---------- RECORDS FOR THE EXERCISE ----------
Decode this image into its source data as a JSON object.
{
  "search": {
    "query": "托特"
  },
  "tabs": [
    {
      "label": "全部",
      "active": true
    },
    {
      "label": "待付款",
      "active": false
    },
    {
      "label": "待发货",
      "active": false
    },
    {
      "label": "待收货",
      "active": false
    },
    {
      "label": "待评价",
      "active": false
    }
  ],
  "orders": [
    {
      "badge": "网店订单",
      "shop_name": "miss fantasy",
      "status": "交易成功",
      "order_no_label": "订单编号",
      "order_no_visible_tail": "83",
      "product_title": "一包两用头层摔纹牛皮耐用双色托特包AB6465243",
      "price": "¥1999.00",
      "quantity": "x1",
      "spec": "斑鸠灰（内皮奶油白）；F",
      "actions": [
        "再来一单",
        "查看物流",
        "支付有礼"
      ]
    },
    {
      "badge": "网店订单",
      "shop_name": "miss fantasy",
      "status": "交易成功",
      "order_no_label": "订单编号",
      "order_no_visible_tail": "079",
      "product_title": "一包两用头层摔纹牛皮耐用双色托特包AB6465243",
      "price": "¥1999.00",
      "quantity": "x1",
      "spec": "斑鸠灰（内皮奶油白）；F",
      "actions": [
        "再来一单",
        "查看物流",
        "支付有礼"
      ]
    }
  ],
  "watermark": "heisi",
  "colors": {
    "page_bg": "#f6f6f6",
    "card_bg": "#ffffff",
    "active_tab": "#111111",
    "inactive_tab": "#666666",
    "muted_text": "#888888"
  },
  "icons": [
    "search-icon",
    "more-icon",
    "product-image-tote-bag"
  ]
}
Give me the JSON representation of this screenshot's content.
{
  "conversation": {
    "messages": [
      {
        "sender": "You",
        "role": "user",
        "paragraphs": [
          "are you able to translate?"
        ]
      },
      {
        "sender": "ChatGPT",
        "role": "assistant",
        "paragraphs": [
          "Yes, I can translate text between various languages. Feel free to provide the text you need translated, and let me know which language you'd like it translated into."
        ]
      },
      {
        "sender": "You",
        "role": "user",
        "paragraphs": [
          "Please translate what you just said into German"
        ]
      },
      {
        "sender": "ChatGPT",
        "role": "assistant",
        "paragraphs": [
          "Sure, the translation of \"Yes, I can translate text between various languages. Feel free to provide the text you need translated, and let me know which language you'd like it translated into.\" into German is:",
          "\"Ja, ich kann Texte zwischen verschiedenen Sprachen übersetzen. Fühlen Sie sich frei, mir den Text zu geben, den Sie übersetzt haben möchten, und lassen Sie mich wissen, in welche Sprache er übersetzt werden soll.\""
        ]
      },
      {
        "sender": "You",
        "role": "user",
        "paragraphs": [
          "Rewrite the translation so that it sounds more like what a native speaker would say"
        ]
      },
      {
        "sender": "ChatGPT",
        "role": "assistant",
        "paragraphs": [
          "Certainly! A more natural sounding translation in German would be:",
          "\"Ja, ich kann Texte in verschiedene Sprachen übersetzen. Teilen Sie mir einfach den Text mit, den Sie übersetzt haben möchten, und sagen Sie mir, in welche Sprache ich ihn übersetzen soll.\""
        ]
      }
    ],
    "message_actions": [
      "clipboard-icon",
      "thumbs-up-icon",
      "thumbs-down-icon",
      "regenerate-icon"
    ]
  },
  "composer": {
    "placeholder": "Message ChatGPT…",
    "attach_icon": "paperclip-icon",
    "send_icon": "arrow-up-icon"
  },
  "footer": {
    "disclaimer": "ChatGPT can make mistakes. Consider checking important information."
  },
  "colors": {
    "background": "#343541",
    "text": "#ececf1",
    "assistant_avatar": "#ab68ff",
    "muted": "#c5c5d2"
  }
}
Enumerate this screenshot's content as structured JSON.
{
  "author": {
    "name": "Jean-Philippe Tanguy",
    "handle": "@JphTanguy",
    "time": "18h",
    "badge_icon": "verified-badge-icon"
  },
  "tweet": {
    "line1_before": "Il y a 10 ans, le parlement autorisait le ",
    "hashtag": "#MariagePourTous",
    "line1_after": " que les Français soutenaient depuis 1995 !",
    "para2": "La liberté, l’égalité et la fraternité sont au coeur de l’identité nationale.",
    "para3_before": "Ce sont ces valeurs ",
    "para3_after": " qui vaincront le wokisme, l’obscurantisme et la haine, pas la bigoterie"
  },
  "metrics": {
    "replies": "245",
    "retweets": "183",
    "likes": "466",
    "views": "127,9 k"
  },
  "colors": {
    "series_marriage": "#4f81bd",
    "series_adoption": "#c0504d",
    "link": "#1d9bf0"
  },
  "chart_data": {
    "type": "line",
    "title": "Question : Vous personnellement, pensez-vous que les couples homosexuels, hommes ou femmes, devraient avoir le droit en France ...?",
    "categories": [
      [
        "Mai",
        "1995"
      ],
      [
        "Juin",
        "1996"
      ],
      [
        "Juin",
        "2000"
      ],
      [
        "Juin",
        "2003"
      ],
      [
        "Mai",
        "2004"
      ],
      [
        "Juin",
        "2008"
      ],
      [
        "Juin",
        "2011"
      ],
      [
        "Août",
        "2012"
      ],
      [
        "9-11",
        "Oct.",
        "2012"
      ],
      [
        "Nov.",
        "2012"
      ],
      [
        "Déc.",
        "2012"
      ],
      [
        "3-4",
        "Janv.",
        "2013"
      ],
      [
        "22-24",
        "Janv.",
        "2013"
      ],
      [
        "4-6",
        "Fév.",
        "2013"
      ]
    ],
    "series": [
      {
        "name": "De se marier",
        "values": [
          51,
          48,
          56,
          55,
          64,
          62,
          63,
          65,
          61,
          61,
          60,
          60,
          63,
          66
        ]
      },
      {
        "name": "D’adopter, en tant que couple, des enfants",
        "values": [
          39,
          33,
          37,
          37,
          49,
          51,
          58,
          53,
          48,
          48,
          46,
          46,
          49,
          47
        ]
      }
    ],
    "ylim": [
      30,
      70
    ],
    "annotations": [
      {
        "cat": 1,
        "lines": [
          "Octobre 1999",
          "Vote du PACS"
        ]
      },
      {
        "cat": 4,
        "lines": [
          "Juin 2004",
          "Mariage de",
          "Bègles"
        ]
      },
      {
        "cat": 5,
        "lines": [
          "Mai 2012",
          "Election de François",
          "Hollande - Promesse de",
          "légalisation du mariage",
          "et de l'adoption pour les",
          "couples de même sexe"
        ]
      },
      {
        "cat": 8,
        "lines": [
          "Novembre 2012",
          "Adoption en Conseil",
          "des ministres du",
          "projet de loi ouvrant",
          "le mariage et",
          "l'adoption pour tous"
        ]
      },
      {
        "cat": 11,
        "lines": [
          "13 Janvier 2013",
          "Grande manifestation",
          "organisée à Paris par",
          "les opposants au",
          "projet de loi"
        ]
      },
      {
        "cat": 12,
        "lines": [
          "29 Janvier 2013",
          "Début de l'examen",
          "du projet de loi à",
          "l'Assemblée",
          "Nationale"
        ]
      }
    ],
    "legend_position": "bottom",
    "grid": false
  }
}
----------
▸ DIRECTIONS FOR THIS TASK
Retype all the material above precisely, with no line left out.

▸ RESPONSE BELOW
Decode this image into its source data as a JSON object.
{
  "search": {
    "query": "托特"
  },
  "tabs": [
    {
      "label": "全部",
      "active": true
    },
    {
      "label": "待付款",
      "active": false
    },
    {
      "label": "待发货",
      "active": false
    },
    {
      "label": "待收货",
      "active": false
    },
    {
      "label": "待评价",
      "active": false
    }
  ],
  "orders": [
    {
      "badge": "网店订单",
      "shop_name": "miss fantasy",
      "status": "交易成功",
      "order_no_label": "订单编号",
      "order_no_visible_tail": "83",
      "product_title": "一包两用头层摔纹牛皮耐用双色托特包AB6465243",
      "price": "¥1999.00",
      "quantity": "x1",
      "spec": "斑鸠灰（内皮奶油白）；F",
      "actions": [
        "再来一单",
        "查看物流",
        "支付有礼"
      ]
    },
    {
      "badge": "网店订单",
      "shop_name": "miss fantasy",
      "status": "交易成功",
      "order_no_label": "订单编号",
      "order_no_visible_tail": "079",
      "product_title": "一包两用头层摔纹牛皮耐用双色托特包AB6465243",
      "price": "¥1999.00",
      "quantity": "x1",
      "spec": "斑鸠灰（内皮奶油白）；F",
      "actions": [
        "再来一单",
        "查看物流",
        "支付有礼"
      ]
    }
  ],
  "watermark": "heisi",
  "colors": {
    "page_bg": "#f6f6f6",
    "card_bg": "#ffffff",
    "active_tab": "#111111",
    "inactive_tab": "#666666",
    "muted_text": "#888888"
  },
  "icons": [
    "search-icon",
    "more-icon",
    "product-image-tote-bag"
  ]
}
Give me the JSON representation of this screenshot's content.
{
  "conversation": {
    "messages": [
      {
        "sender": "You",
        "role": "user",
        "paragraphs": [
          "are you able to translate?"
        ]
      },
      {
        "sender": "ChatGPT",
        "role": "assistant",
        "paragraphs": [
          "Yes, I can translate text between various languages. Feel free to provide the text you need translated, and let me know which language you'd like it translated into."
        ]
      },
      {
        "sender": "You",
        "role": "user",
        "paragraphs": [
          "Please translate what you just said into German"
        ]
      },
      {
        "sender": "ChatGPT",
        "role": "assistant",
        "paragraphs": [
          "Sure, the translation of \"Yes, I can translate text between various languages. Feel free to provide the text you need translated, and let me know which language you'd like it translated into.\" into German is:",
          "\"Ja, ich kann Texte zwischen verschiedenen Sprachen übersetzen. Fühlen Sie sich frei, mir den Text zu geben, den Sie übersetzt haben möchten, und lassen Sie mich wissen, in welche Sprache er übersetzt werden soll.\""
        ]
      },
      {
        "sender": "You",
        "role": "user",
        "paragraphs": [
          "Rewrite the translation so that it sounds more like what a native speaker would say"
        ]
      },
      {
        "sender": "ChatGPT",
        "role": "assistant",
        "paragraphs": [
          "Certainly! A more natural sounding translation in German would be:",
          "\"Ja, ich kann Texte in verschiedene Sprachen übersetzen. Teilen Sie mir einfach den Text mit, den Sie übersetzt haben möchten, und sagen Sie mir, in welche Sprache ich ihn übersetzen soll.\""
        ]
      }
    ],
    "message_actions": [
      "clipboard-icon",
      "thumbs-up-icon",
      "thumbs-down-icon",
      "regenerate-icon"
    ]
  },
  "composer": {
    "placeholder": "Message ChatGPT…",
    "attach_icon": "paperclip-icon",
    "send_icon": "arrow-up-icon"
  },
  "footer": {
    "disclaimer": "ChatGPT can make mistakes. Consider checking important information."
  },
  "colors": {
    "background": "#343541",
    "text": "#ececf1",
    "assistant_avatar": "#ab68ff",
    "muted": "#c5c5d2"
  }
}
Enumerate this screenshot's content as structured JSON.
{
  "author": {
    "name": "Jean-Philippe Tanguy",
    "handle": "@JphTanguy",
    "time": "18h",
    "badge_icon": "verified-badge-icon"
  },
  "tweet": {
    "line1_before": "Il y a 10 ans, le parlement autorisait le ",
    "hashtag": "#MariagePourTous",
    "line1_after": " que les Français soutenaient depuis 1995 !",
    "para2": "La liberté, l’égalité et la fraternité sont au coeur de l’identité nationale.",
    "para3_before": "Ce sont ces valeurs ",
    "para3_after": " qui vaincront le wokisme, l’obscurantisme et la haine, pas la bigoterie"
  },
  "metrics": {
    "replies": "245",
    "retweets": "183",
    "likes": "466",
    "views": "127,9 k"
  },
  "colors": {
    "series_marriage": "#4f81bd",
    "series_adoption": "#c0504d",
    "link": "#1d9bf0"
  },
  "chart_data": {
    "type": "line",
    "title": "Question : Vous personnellement, pensez-vous que les couples homosexuels, hommes ou femmes, devraient avoir le droit en France ...?",
    "categories": [
      [
        "Mai",
        "1995"
      ],
      [
        "Juin",
        "1996"
      ],
      [
        "Juin",
        "2000"
      ],
      [
        "Juin",
        "2003"
      ],
      [
        "Mai",
        "2004"
      ],
      [
        "Juin",
        "2008"
      ],
      [
        "Juin",
        "2011"
      ],
      [
        "Août",
        "2012"
      ],
      [
        "9-11",
        "Oct.",
        "2012"
      ],
      [
        "Nov.",
        "2012"
      ],
      [
        "Déc.",
        "2012"
      ],
      [
        "3-4",
        "Janv.",
        "2013"
      ],
      [
        "22-24",
        "Janv.",
        "2013"
      ],
      [
        "4-6",
        "Fév.",
        "2013"
      ]
    ],
    "series": [
      {
        "name": "De se marier",
        "values": [
          51,
          48,
          56,
          55,
          64,
          62,
          63,
          65,
          61,
          61,
          60,
          60,
          63,
          66
        ]
      },
      {
        "name": "D’adopter, en tant que couple, des enfants",
        "values": [
          39,
          33,
          37,
          37,
          49,
          51,
          58,
          53,
          48,
          48,
          46,
          46,
          49,
          47
        ]
      }
    ],
    "ylim": [
      30,
      70
    ],
    "annotations": [
      {
        "cat": 1,
        "lines": [
          "Octobre 1999",
          "Vote du PACS"
        ]
      },
      {
        "cat": 4,
        "lines": [
          "Juin 2004",
          "Mariage de",
          "Bègles"
        ]
      },
      {
        "cat": 5,
        "lines": [
          "Mai 2012",
          "Election de François",
          "Hollande - Promesse de",
          "légalisation du mariage",
          "et de l'adoption pour les",
          "couples de même sexe"
        ]
      },
      {
        "cat": 8,
        "lines": [
          "Novembre 2012",
          "Adoption en Conseil",
          "des ministres du",
          "projet de loi ouvrant",
          "le mariage et",
          "l'adoption pour tous"
        ]
      },
      {
        "cat": 11,
        "lines": [
          "13 Janvier 2013",
          "Grande manifestation",
          "organisée à Paris par",
          "les opposants au",
          "projet de loi"
        ]
      },
      {
        "cat": 12,
        "lines": [
          "29 Janvier 2013",
          "Début de l'examen",
          "du projet de loi à",
          "l'Assemblée",
          "Nationale"
        ]
      }
    ],
    "legend_position": "bottom",
    "grid": false
  }
}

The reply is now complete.